> _Information shown_:
═══
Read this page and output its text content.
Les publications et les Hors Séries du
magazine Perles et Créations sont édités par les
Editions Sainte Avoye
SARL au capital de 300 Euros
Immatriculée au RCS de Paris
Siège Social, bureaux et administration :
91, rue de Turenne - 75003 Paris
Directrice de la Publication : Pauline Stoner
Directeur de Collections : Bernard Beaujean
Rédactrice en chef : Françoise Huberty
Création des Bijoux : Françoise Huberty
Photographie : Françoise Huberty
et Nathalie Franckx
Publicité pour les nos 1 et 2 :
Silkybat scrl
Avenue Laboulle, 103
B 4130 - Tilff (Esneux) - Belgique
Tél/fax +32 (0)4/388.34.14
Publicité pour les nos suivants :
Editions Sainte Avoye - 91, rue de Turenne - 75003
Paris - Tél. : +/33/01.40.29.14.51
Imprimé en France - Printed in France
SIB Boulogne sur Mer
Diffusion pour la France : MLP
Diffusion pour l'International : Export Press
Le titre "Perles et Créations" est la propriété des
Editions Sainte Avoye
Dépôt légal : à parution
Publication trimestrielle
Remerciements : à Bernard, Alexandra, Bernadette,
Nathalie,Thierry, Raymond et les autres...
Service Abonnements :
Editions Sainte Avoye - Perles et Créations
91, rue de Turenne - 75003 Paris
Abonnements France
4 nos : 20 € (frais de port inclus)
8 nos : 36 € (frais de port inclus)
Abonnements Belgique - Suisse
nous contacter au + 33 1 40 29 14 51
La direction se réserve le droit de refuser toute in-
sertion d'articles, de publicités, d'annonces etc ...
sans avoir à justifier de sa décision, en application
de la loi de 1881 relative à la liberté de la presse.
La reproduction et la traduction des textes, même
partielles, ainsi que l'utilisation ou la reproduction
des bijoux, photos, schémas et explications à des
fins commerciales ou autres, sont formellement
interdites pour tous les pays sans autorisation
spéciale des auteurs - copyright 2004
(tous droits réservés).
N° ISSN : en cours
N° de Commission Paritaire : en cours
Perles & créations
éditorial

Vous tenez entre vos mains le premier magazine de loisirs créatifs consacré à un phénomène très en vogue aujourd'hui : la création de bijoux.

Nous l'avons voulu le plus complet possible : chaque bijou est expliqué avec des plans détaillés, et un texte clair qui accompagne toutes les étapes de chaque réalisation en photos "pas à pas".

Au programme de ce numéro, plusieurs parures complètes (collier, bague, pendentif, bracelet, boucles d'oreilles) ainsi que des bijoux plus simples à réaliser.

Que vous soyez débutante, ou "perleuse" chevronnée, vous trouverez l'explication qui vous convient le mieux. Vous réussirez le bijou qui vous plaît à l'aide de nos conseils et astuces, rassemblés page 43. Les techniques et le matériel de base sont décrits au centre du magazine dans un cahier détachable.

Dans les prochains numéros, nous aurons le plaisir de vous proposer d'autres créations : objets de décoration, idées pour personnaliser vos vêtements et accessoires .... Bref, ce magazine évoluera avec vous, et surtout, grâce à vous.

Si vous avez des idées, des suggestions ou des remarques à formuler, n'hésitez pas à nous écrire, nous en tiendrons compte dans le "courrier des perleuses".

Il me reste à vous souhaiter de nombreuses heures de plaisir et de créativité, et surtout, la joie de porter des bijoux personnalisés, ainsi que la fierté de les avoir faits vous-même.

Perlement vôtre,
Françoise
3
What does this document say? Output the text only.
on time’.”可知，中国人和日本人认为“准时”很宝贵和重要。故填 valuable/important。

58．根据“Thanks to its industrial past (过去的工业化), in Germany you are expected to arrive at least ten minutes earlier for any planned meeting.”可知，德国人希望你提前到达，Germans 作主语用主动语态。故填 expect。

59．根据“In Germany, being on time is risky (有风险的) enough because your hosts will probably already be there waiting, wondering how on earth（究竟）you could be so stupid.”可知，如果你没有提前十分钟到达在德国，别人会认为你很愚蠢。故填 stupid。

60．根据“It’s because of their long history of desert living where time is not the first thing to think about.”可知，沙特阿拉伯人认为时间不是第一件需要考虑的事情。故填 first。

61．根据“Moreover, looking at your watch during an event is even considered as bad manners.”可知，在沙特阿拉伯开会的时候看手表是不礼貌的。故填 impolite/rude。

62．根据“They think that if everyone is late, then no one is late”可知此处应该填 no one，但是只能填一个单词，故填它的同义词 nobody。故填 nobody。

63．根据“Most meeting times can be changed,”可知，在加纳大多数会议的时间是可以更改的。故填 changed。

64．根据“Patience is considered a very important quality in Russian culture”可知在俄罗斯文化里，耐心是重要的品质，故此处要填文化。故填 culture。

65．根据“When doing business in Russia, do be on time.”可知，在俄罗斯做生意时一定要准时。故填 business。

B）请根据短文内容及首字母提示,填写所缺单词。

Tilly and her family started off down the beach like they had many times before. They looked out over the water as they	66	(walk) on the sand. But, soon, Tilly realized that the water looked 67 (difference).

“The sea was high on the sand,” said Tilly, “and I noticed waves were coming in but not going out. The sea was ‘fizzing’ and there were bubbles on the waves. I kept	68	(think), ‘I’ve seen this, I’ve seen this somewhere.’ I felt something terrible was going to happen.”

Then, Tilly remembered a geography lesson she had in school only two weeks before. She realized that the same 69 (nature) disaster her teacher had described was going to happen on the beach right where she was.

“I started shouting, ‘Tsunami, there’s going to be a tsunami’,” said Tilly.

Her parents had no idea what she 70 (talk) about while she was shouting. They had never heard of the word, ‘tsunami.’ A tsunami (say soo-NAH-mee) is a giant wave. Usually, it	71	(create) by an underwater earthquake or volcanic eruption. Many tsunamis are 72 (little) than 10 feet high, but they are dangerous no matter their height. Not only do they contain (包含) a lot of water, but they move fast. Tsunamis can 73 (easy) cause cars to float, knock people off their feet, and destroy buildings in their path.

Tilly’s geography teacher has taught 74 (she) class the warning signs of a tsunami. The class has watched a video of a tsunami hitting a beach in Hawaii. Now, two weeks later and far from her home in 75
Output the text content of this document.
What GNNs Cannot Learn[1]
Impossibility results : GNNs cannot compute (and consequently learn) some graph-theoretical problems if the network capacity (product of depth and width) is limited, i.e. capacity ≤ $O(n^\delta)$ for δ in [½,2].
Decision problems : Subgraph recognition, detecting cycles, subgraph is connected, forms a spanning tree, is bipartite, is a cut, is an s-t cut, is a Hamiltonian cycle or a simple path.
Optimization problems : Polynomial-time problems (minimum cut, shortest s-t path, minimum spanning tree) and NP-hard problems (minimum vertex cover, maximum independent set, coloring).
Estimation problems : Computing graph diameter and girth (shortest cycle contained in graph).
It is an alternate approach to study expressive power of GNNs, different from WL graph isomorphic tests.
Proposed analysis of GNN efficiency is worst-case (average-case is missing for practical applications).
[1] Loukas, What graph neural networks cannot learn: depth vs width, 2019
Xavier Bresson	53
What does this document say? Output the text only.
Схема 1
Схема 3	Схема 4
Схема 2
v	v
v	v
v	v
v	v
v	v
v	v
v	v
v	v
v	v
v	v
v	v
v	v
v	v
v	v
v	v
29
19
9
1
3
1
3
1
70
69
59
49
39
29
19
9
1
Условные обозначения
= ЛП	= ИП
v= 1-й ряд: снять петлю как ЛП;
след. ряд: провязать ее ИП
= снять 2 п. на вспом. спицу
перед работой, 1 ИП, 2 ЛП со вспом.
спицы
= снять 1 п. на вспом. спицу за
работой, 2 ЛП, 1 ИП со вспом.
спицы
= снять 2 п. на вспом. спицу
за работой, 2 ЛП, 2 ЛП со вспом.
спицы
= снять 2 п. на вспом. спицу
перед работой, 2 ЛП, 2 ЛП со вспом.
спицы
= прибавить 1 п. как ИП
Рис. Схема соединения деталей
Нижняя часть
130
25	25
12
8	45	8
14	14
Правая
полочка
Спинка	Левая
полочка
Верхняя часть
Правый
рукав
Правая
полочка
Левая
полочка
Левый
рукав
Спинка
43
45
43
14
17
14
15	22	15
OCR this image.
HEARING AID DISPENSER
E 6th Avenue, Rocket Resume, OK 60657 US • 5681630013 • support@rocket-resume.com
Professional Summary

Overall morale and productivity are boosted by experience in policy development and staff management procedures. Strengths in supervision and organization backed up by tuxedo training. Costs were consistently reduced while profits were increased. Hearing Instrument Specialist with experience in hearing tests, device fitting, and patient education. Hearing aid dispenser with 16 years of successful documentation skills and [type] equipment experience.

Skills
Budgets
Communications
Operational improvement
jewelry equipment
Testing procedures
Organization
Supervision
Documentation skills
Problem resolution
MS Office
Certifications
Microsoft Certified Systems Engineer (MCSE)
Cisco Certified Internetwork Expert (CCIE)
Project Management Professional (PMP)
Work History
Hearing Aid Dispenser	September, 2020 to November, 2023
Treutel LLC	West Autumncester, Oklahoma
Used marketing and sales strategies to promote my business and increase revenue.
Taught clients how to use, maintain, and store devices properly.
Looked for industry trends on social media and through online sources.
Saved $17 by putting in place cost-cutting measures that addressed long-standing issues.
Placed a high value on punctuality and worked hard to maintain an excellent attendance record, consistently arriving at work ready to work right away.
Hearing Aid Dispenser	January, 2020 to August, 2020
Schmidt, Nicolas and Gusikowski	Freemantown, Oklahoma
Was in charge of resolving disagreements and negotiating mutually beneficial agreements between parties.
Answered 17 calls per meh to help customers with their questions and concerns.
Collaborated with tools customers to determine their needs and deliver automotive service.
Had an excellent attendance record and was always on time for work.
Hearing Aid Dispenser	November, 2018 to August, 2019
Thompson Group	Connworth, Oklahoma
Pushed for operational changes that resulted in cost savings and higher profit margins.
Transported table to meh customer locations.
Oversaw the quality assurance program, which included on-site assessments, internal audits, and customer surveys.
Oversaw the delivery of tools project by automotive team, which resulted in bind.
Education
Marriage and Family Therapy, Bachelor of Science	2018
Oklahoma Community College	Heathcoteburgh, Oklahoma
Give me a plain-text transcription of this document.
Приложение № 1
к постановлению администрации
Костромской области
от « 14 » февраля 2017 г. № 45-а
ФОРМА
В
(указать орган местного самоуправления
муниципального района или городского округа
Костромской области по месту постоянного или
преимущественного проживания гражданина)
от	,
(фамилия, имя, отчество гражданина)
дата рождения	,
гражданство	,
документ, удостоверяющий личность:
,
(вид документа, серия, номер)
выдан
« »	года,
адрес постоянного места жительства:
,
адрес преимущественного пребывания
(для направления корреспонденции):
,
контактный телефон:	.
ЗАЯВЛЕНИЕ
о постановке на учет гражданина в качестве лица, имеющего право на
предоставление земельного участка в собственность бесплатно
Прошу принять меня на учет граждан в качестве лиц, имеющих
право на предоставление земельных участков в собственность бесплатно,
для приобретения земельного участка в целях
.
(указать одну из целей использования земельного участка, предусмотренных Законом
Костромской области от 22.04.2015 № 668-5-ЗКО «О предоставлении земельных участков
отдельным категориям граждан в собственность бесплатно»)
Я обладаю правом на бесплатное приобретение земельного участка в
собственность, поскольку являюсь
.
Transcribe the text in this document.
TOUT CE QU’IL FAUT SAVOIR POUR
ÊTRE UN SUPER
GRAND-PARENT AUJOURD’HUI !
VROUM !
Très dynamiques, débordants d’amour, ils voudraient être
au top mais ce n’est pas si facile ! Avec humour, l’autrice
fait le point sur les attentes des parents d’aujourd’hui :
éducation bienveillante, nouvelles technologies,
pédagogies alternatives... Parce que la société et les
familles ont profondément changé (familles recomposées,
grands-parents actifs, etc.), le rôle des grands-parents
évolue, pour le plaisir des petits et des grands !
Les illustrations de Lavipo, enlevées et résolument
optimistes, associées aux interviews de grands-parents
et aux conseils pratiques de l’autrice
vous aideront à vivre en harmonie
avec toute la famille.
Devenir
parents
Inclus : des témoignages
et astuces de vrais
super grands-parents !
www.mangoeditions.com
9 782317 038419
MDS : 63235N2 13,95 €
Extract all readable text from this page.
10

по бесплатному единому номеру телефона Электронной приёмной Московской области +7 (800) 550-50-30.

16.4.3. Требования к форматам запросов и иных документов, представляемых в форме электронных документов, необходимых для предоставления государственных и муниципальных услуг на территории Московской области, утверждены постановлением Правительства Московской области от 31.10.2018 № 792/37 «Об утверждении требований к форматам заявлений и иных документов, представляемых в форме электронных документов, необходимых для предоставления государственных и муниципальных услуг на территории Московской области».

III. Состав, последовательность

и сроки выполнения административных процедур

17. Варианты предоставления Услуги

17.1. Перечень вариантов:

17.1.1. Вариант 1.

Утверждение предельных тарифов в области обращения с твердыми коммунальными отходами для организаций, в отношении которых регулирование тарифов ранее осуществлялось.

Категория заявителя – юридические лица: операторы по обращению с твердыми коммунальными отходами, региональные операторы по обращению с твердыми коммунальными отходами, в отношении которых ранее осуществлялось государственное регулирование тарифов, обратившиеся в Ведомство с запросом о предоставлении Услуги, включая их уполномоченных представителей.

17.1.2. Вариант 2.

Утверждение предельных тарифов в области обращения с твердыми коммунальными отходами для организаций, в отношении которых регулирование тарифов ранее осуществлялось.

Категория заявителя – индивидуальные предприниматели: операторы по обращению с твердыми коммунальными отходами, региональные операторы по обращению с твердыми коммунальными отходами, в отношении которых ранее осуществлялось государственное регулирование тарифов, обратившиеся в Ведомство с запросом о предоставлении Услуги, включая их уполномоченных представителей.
═══
> _Given problem_: Return all lines containing the word "учет".

> _Solution to the problem_:
о постановке на учет гражданина в качестве лица, имеющего право на
Прошу принять меня на учет граждан в качестве лиц, имеющих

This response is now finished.